▶ _The request_: Transcribe all of the records word for word, but omit the pictures.

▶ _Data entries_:
########################################
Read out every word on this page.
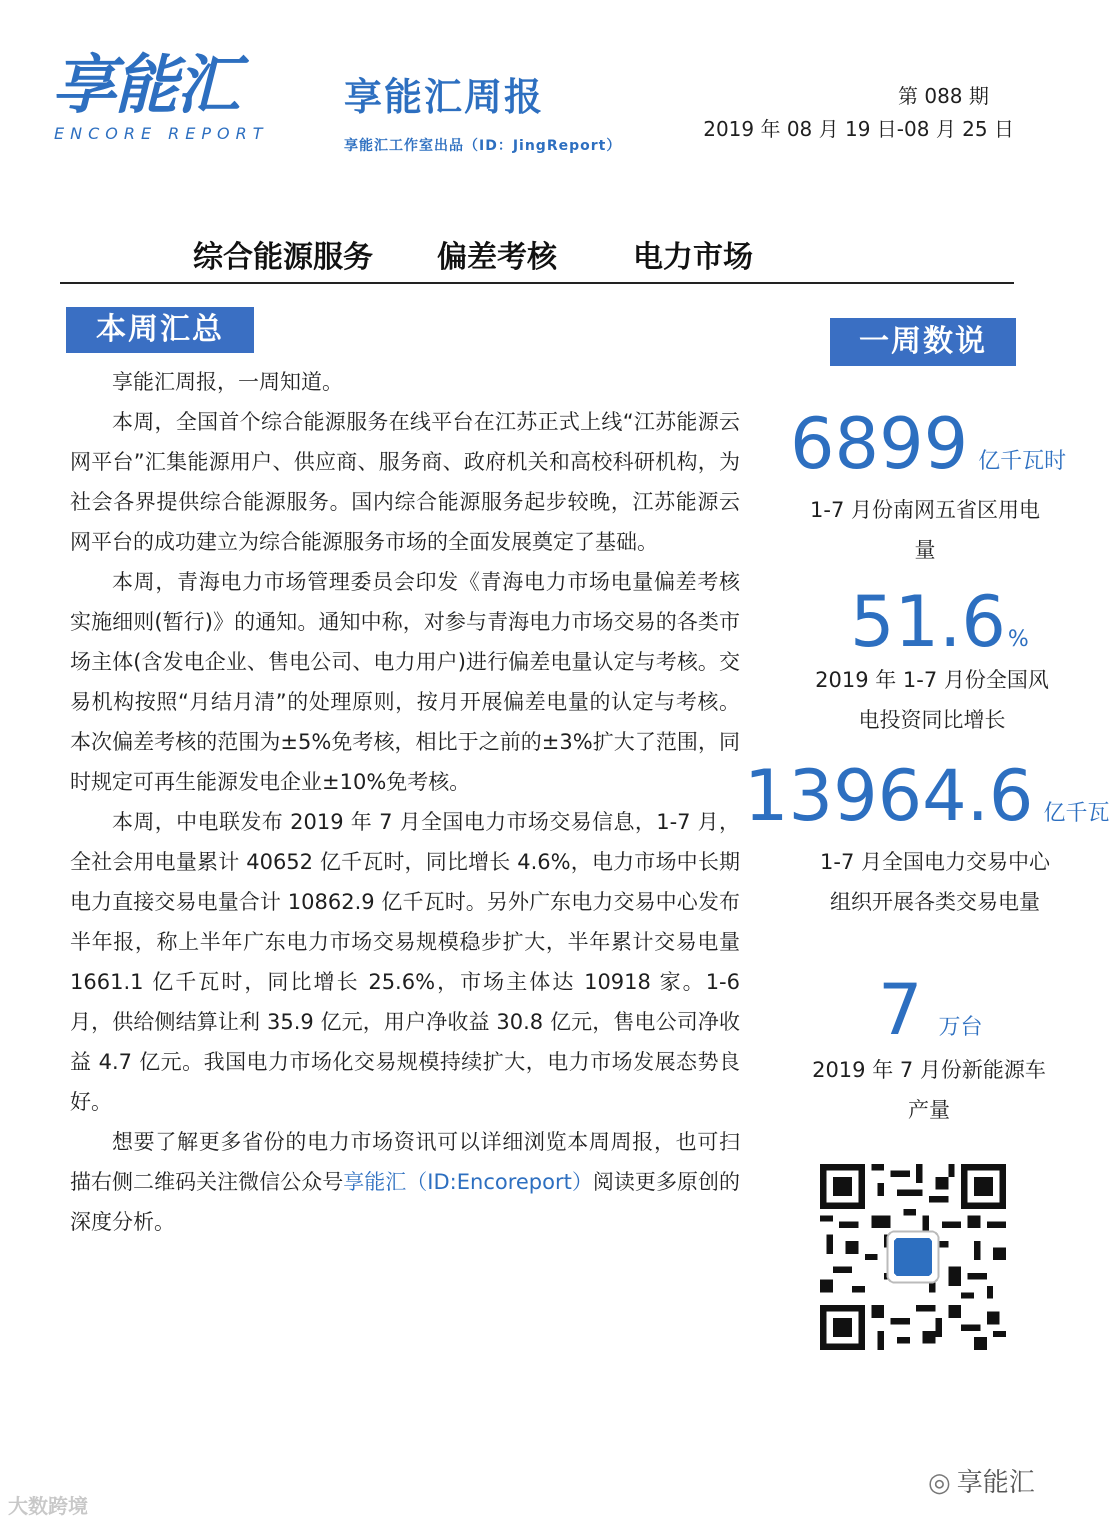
享能汇
ENCORE REPORT
享能汇周报
享能汇工作室出品（ID：JingReport）
第 088 期
2019 年 08 月 19 日-08 月 25 日
综合能源服务 偏差考核	电力市场
本周汇总

享能汇周报，一周知道。

本周，全国首个综合能源服务在线平台在江苏正式上线“江苏能源云网平台”汇集能源用户、供应商、服务商、政府机关和高校科研机构，为社会各界提供综合能源服务。国内综合能源服务起步较晚，江苏能源云网平台的成功建立为综合能源服务市场的全面发展奠定了基础。

本周，青海电力市场管理委员会印发《青海电力市场电量偏差考核实施细则(暂行)》的通知。通知中称，对参与青海电力市场交易的各类市场主体(含发电企业、售电公司、电力用户)进行偏差电量认定与考核。交易机构按照“月结月清”的处理原则，按月开展偏差电量的认定与考核。本次偏差考核的范围为±5%免考核，相比于之前的±3%扩大了范围，同时规定可再生能源发电企业±10%免考核。

本周，中电联发布 2019 年 7 月全国电力市场交易信息，1-7 月，全社会用电量累计 40652 亿千瓦时，同比增长 4.6%，电力市场中长期电力直接交易电量合计 10862.9 亿千瓦时。另外广东电力交易中心发布半年报，称上半年广东电力市场交易规模稳步扩大，半年累计交易电量 1661.1 亿千瓦时，同比增长 25.6%，市场主体达 10918 家。1-6 月，供给侧结算让利 35.9 亿元，用户净收益 30.8 亿元，售电公司净收益 4.7 亿元。我国电力市场化交易规模持续扩大，电力市场发展态势良好。

想要了解更多省份的电力市场资讯可以详细浏览本周周报，也可扫描右侧二维码关注微信公众号享能汇（ID:Encoreport）阅读更多原创的深度分析。

一周数说
6899 亿千瓦时
1-7 月份南网五省区用电量
51.6%
2019 年 1-7 月份全国风电投资同比增长
13964.6 亿千瓦
1-7 月全国电力交易中心组织开展各类交易电量
7 万台
2019 年 7 月份新能源车产量
大数跨境
◎ 享能汇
########################################
▶ _Answer to this problem_:
Read out every word on this page.
享能汇
ENCORE REPORT
享能汇周报
享能汇工作室出品（ID：JingReport）
第 088 期
2019 年 08 月 19 日-08 月 25 日
综合能源服务 偏差考核	电力市场
本周汇总

享能汇周报，一周知道。

本周，全国首个综合能源服务在线平台在江苏正式上线“江苏能源云网平台”汇集能源用户、供应商、服务商、政府机关和高校科研机构，为社会各界提供综合能源服务。国内综合能源服务起步较晚，江苏能源云网平台的成功建立为综合能源服务市场的全面发展奠定了基础。

本周，青海电力市场管理委员会印发《青海电力市场电量偏差考核实施细则(暂行)》的通知。通知中称，对参与青海电力市场交易的各类市场主体(含发电企业、售电公司、电力用户)进行偏差电量认定与考核。交易机构按照“月结月清”的处理原则，按月开展偏差电量的认定与考核。本次偏差考核的范围为±5%免考核，相比于之前的±3%扩大了范围，同时规定可再生能源发电企业±10%免考核。

本周，中电联发布 2019 年 7 月全国电力市场交易信息，1-7 月，全社会用电量累计 40652 亿千瓦时，同比增长 4.6%，电力市场中长期电力直接交易电量合计 10862.9 亿千瓦时。另外广东电力交易中心发布半年报，称上半年广东电力市场交易规模稳步扩大，半年累计交易电量 1661.1 亿千瓦时，同比增长 25.6%，市场主体达 10918 家。1-6 月，供给侧结算让利 35.9 亿元，用户净收益 30.8 亿元，售电公司净收益 4.7 亿元。我国电力市场化交易规模持续扩大，电力市场发展态势良好。

想要了解更多省份的电力市场资讯可以详细浏览本周周报，也可扫描右侧二维码关注微信公众号享能汇（ID:Encoreport）阅读更多原创的深度分析。

一周数说
6899 亿千瓦时
1-7 月份南网五省区用电量
51.6%
2019 年 1-7 月份全国风电投资同比增长
13964.6 亿千瓦
1-7 月全国电力交易中心组织开展各类交易电量
7 万台
2019 年 7 月份新能源车产量
大数跨境
◎ 享能汇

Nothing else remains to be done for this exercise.